(EXTRAIT FOURNI):
★ ★ ★ ★
LE JUGE SUPPLÉANT HEALD

         Il s'agit d'une demande de contrôle judiciaire de la décision en date du 26 août 1996 prise par un agent des visas du Commissariat du Canada à Hong Kong. Dans cette décision, l'agent des visas a rejeté la demande de résidence permanente au Canada

présentée par le requérant.

        

LES FAITS

         La demande de résidence permanente a été déposée dans la catégorie des investisseurs. Le 2 mai 1996, la requérante a eu une entrevue avec l'agente des visas Patricia Brown au bureau du Commissariat à Hong Kong. Un interprète y était présent. À la suite de l'entrevue, l'agente des visas a pris d'importantes notes. Il ressort de ces notes que l'agente des visas a sérieusement mis en doute la crédibilité de la requérante. Elle s'est demandé si la requérante dirigeait réellement l'entreprise ou si elle n'était qu'une représentante commerciale ayant le pouvoir de signature. Elle s'est également demandé si la requérante possédait les avoirs financiers nets par ses propres efforts.

         L'agente des visas a ajouté que la requérante à l'instance semblait être la [TRADUCTION] "femme no 2 (concubine)" d'un certain Li Wang Chun. La requérante semble avoir partagé deux appartements avec Li, avec la femme légale de ce dernier et avec les deux enfants qu'elle a eus avec Li. Ce dernier était propriétaire de la compagnie où la requérante travaillait. La requérante a donné des détails sur l'immeuble dont elle disait qu'il appartenait conjointement à elle-même et à Li. Toutefois, l'agente de visas a conclu que l'immeuble avait été acheté par Li et non par la requérante. L'agente des visas a fait remarquer en outre que le revenu déclaré de la requérante n'était pas étayé par son relevé d'actifs. En conséquence, l'agente des visas a demandé à la requérante de présenter une documentation justificative de sa demande. Elle s'est particulièrement renseignée sur la source de la fortune de la requérante, ainsi que sur les détails de ses fonctions au sein de la compagnie de Li. Une nouvelle documentation a été présentée comme on l'avait demandé. Le 31 mai 1996, dans une lettre adressée au Commissariat, l'avocat de la requérante a détaillé les antécédents financiers de la requérante. Il a été reconnu qu'elle avait reçu de Li une partie importante de sa fortune. Toutefois, la lettre disait également qu'environ deux millions de dollars de ses avoirs provenaient de ses propres initiatives et activités.
★ ★ ★ ★
(LIGNES FOURNIES):
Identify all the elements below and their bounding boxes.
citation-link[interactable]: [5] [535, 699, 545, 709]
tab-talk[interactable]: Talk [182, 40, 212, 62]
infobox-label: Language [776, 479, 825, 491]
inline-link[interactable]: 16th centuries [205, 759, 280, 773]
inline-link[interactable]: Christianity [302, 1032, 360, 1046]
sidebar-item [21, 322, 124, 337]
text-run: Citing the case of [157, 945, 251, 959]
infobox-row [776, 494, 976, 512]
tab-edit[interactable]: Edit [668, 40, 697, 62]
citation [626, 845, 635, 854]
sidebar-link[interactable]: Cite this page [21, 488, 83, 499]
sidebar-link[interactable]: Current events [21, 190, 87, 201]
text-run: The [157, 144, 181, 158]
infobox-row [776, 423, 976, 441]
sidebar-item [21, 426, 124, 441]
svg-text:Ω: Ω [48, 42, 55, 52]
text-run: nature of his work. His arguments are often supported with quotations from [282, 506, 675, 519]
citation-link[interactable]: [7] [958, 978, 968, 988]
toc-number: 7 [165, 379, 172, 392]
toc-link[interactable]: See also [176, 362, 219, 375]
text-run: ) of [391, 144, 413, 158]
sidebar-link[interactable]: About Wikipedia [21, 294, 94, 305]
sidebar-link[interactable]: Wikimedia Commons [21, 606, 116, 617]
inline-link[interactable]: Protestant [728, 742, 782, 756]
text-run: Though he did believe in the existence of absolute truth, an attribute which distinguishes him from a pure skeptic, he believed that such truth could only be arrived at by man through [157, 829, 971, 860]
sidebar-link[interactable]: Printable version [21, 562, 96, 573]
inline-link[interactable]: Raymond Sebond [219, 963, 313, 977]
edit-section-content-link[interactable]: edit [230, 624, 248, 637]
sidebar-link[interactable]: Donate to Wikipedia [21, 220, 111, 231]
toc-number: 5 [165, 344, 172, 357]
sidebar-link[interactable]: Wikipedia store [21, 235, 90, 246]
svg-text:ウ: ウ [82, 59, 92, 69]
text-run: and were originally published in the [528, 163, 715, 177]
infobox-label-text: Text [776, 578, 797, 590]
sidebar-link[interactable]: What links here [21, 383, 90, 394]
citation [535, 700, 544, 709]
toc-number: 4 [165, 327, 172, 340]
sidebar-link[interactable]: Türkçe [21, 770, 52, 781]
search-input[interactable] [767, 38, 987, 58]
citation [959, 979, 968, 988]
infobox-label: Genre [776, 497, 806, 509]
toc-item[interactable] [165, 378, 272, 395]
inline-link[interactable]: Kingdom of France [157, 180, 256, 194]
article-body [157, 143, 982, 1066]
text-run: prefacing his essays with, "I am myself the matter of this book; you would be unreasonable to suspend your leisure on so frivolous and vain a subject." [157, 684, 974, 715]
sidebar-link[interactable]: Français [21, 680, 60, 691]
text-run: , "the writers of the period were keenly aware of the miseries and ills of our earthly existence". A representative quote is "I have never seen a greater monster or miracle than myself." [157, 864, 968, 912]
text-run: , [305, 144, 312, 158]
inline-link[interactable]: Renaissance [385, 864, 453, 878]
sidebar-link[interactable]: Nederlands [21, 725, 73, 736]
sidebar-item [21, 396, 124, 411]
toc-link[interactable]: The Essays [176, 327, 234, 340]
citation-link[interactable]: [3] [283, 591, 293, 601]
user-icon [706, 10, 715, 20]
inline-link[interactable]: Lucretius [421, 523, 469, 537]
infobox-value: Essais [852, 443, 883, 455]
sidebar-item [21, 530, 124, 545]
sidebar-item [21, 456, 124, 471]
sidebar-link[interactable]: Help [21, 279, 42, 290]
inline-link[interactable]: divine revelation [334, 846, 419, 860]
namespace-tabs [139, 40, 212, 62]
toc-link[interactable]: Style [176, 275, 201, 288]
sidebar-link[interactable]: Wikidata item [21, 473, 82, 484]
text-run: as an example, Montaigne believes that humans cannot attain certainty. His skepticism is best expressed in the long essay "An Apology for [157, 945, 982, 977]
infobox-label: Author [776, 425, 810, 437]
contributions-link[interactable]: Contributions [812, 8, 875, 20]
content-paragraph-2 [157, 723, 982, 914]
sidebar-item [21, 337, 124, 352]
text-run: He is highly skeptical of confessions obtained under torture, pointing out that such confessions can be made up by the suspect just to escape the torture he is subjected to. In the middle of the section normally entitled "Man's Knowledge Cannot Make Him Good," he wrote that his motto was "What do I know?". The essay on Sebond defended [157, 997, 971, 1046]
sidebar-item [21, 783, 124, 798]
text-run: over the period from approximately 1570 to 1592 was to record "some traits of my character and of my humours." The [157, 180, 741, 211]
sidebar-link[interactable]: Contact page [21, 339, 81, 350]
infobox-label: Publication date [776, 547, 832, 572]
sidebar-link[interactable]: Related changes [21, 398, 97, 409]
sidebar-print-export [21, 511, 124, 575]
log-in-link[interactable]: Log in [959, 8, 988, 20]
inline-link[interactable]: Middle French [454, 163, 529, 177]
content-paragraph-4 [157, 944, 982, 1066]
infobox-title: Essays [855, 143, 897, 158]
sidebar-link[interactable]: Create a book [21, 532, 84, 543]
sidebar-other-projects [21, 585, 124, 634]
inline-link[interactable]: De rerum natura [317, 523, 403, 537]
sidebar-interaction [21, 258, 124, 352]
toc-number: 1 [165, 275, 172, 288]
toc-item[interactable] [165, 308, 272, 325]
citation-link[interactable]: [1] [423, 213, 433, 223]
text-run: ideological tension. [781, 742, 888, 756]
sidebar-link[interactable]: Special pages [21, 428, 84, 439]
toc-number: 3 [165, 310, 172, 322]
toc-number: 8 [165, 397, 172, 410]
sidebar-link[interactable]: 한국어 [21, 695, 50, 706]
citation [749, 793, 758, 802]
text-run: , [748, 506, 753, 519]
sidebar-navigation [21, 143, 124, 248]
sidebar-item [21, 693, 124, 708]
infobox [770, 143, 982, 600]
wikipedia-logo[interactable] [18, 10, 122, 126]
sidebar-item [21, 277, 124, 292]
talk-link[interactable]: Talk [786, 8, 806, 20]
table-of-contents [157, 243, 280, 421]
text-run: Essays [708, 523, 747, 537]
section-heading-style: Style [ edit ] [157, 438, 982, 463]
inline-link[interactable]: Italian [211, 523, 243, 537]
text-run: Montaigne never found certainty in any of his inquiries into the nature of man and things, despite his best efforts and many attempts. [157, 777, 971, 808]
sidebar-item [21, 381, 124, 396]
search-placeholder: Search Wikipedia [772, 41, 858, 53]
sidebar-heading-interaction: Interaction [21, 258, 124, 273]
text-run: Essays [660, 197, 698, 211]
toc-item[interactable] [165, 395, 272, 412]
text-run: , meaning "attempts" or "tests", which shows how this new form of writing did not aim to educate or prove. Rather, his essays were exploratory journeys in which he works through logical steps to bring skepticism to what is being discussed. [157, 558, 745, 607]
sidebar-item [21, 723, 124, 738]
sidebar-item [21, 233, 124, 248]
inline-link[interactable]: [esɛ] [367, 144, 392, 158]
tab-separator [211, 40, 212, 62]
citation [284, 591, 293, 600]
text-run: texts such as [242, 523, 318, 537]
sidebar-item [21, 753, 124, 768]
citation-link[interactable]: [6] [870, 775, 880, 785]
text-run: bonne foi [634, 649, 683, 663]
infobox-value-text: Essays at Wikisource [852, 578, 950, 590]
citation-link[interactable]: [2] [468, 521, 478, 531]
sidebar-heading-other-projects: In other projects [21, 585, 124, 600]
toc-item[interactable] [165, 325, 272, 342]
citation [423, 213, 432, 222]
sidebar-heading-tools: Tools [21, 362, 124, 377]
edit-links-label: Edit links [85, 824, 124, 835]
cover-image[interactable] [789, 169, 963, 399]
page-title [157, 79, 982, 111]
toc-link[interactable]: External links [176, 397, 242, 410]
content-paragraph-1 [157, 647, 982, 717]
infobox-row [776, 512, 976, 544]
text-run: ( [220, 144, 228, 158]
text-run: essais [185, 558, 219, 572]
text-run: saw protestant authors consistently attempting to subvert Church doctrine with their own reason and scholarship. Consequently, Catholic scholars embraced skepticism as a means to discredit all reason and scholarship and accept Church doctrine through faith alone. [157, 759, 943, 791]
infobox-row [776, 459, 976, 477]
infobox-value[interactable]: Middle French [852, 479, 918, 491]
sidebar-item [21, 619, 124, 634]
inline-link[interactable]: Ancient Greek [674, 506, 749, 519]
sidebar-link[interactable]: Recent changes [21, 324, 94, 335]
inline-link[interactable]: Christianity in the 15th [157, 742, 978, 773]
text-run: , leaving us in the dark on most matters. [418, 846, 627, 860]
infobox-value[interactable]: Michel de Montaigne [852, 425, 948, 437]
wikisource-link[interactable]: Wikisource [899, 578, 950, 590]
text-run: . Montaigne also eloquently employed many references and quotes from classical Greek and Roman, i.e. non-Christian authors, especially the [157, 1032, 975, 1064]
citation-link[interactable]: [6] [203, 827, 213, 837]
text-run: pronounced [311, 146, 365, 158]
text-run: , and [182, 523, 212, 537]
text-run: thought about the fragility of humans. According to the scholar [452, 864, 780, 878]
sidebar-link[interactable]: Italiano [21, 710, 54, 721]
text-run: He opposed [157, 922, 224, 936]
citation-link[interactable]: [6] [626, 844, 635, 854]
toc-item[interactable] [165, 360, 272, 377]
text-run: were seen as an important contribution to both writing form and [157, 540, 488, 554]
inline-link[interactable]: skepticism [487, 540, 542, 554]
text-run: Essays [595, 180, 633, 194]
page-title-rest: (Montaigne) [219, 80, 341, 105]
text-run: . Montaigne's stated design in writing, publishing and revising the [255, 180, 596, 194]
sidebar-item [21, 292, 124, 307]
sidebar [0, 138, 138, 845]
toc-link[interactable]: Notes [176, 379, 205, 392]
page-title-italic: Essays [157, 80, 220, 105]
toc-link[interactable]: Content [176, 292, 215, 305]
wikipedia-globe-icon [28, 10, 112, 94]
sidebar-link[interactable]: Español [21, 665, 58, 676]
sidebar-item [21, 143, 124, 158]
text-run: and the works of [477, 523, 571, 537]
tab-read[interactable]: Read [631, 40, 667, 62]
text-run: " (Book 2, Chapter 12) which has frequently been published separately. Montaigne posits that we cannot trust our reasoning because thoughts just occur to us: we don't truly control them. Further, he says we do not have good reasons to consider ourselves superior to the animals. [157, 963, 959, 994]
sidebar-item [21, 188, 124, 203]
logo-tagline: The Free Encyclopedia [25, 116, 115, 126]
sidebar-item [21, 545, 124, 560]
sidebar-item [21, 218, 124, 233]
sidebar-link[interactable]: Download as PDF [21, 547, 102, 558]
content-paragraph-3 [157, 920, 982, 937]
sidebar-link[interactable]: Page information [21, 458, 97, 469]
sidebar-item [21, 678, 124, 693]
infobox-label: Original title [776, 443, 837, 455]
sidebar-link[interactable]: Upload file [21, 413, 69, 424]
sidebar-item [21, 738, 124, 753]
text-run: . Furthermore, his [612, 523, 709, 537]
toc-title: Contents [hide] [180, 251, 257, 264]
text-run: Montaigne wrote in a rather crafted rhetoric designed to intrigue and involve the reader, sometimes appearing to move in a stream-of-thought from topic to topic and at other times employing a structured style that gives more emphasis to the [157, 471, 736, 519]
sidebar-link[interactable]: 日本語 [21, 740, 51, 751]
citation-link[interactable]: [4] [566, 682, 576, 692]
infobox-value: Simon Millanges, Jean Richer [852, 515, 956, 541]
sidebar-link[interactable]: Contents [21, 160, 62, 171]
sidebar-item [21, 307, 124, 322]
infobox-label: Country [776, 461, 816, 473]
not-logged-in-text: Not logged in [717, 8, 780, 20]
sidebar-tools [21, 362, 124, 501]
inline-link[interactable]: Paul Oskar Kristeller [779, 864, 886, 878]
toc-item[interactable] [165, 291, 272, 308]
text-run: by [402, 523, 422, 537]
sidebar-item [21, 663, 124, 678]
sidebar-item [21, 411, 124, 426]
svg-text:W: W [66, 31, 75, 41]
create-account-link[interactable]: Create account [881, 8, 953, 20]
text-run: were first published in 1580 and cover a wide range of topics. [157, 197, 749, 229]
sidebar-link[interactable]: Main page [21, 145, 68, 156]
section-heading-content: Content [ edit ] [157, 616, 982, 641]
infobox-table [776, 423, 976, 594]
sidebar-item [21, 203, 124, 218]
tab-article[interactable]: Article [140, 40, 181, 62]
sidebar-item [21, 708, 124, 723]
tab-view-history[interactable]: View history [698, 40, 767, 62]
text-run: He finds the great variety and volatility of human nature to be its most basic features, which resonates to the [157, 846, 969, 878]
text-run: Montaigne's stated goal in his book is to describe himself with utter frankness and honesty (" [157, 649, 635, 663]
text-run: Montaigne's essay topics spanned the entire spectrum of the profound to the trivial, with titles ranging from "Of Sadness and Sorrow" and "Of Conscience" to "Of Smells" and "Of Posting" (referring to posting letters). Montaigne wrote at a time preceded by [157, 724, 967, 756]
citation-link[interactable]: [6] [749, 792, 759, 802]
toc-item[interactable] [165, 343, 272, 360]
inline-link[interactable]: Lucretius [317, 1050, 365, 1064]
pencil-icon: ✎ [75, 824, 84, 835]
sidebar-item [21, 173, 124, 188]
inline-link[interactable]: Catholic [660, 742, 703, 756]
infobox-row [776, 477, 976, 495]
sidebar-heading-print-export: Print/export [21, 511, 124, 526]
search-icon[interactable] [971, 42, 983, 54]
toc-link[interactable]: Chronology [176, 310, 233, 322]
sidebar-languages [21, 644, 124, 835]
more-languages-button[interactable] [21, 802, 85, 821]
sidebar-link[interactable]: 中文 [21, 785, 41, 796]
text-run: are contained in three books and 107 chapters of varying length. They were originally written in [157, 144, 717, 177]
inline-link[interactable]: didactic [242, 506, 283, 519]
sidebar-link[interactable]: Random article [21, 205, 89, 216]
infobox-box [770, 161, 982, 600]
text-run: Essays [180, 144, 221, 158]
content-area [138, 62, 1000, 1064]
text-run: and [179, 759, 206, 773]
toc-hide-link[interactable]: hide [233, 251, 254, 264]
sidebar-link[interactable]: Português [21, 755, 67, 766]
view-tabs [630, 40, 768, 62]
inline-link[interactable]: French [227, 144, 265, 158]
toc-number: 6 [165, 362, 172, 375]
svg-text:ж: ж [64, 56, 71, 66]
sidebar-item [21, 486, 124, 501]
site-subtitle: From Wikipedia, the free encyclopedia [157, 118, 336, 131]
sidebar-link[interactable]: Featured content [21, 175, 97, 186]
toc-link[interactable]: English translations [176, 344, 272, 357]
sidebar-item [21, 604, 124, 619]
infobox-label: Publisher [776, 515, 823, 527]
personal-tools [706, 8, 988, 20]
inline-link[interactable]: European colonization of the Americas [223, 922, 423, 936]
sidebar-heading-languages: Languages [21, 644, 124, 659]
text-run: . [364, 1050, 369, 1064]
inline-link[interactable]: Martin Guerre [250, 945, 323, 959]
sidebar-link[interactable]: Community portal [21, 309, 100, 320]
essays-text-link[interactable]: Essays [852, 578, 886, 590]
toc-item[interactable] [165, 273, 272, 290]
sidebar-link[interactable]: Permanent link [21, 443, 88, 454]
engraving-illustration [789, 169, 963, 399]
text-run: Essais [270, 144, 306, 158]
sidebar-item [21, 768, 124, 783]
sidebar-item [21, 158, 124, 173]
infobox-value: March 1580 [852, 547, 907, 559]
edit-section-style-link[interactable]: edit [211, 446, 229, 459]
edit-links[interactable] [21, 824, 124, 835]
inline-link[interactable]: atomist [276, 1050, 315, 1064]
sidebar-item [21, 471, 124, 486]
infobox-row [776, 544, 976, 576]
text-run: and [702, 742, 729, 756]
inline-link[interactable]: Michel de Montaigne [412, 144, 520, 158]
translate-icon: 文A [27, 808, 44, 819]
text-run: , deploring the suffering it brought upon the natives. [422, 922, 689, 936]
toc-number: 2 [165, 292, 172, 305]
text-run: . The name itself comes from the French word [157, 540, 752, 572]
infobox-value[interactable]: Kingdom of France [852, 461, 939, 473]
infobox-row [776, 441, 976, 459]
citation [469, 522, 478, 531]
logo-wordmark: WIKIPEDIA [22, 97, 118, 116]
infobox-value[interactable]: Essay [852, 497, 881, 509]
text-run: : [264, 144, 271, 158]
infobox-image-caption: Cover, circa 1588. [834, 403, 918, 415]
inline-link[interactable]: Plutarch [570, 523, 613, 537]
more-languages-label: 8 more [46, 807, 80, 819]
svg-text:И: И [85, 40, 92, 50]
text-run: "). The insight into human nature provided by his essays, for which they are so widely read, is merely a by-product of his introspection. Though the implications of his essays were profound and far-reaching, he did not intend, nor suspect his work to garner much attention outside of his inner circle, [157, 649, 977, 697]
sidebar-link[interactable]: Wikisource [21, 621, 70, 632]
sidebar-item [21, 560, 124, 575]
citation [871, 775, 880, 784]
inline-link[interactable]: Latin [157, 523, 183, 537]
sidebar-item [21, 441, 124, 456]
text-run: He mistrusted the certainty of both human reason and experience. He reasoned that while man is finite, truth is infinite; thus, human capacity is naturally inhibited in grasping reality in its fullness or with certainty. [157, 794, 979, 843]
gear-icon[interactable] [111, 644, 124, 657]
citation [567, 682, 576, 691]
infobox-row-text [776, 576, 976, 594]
★ ★ ★ ★
(TÂCHES À RÉALISER):
[A] Répondez à partir de l'extrait :
(i) À quelle date l'agent des visas a-t-il rendu la décision visée par la demande de contrôle judiciaire ?
(ii) Qui était présent à l'entrevue du 2 mai 1996 en plus de la requérante et de l'agente des visas ?
(iii) D'après la lettre du 31 mai 1996, quel montant des avoirs de la requérante provenait de ses propres initiatives et activités ?
[B] Recopiez l'extrait de « Il s'agit d'une » à « par le requérant. ».

(RÉPONSES PAR TÂCHE):
[A]
(i) Le 26 août 1996.
(ii) Un interprète.
(iii) Environ deux millions de dollars.

[B]
Il s'agit d'une demande de contrôle judiciaire de la décision en date du 26 août 1996 prise par un agent des visas du Commissariat du Canada à Hong Kong. Dans cette décision, l'agent des visas a rejeté la demande de résidence permanente au Canada

présentée par le requérant.